## GIVEN PROBLEM
Pictures do not belong in the copy, so please give every entry below again exactly.

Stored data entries
********
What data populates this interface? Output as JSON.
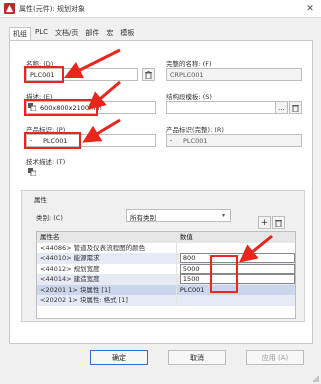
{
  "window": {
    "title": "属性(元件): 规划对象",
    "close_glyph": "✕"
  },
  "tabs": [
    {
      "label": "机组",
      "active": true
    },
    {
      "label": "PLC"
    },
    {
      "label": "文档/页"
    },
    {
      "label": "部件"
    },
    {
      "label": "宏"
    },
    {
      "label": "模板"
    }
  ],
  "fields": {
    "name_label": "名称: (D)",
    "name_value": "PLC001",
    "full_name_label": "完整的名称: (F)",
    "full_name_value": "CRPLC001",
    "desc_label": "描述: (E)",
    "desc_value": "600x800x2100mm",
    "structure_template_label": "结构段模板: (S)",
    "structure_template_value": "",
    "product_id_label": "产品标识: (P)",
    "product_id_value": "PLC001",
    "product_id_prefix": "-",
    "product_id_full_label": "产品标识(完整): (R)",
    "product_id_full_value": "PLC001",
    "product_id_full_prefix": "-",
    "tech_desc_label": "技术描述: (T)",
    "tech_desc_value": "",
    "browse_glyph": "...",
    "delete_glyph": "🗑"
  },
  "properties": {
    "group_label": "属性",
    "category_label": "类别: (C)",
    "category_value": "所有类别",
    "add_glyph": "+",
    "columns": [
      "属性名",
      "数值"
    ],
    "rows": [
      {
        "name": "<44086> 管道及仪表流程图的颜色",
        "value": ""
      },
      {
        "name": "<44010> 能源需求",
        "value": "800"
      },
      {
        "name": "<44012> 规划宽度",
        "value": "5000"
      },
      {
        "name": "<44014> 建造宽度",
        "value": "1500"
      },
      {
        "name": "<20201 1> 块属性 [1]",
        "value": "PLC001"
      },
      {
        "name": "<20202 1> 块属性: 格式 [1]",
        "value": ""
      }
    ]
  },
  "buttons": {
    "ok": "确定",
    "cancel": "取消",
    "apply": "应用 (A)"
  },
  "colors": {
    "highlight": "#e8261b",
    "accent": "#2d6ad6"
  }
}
********
## FINISHED TASK
What data populates this interface? Output as JSON.
{
  "window": {
    "title": "属性(元件): 规划对象",
    "close_glyph": "✕"
  },
  "tabs": [
    {
      "label": "机组",
      "active": true
    },
    {
      "label": "PLC"
    },
    {
      "label": "文档/页"
    },
    {
      "label": "部件"
    },
    {
      "label": "宏"
    },
    {
      "label": "模板"
    }
  ],
  "fields": {
    "name_label": "名称: (D)",
    "name_value": "PLC001",
    "full_name_label": "完整的名称: (F)",
    "full_name_value": "CRPLC001",
    "desc_label": "描述: (E)",
    "desc_value": "600x800x2100mm",
    "structure_template_label": "结构段模板: (S)",
    "structure_template_value": "",
    "product_id_label": "产品标识: (P)",
    "product_id_value": "PLC001",
    "product_id_prefix": "-",
    "product_id_full_label": "产品标识(完整): (R)",
    "product_id_full_value": "PLC001",
    "product_id_full_prefix": "-",
    "tech_desc_label": "技术描述: (T)",
    "tech_desc_value": "",
    "browse_glyph": "...",
    "delete_glyph": "🗑"
  },
  "properties": {
    "group_label": "属性",
    "category_label": "类别: (C)",
    "category_value": "所有类别",
    "add_glyph": "+",
    "columns": [
      "属性名",
      "数值"
    ],
    "rows": [
      {
        "name": "<44086> 管道及仪表流程图的颜色",
        "value": ""
      },
      {
        "name": "<44010> 能源需求",
        "value": "800"
      },
      {
        "name": "<44012> 规划宽度",
        "value": "5000"
      },
      {
        "name": "<44014> 建造宽度",
        "value": "1500"
      },
      {
        "name": "<20201 1> 块属性 [1]",
        "value": "PLC001"
      },
      {
        "name": "<20202 1> 块属性: 格式 [1]",
        "value": ""
      }
    ]
  },
  "buttons": {
    "ok": "确定",
    "cancel": "取消",
    "apply": "应用 (A)"
  },
  "colors": {
    "highlight": "#e8261b",
    "accent": "#2d6ad6"
  }
}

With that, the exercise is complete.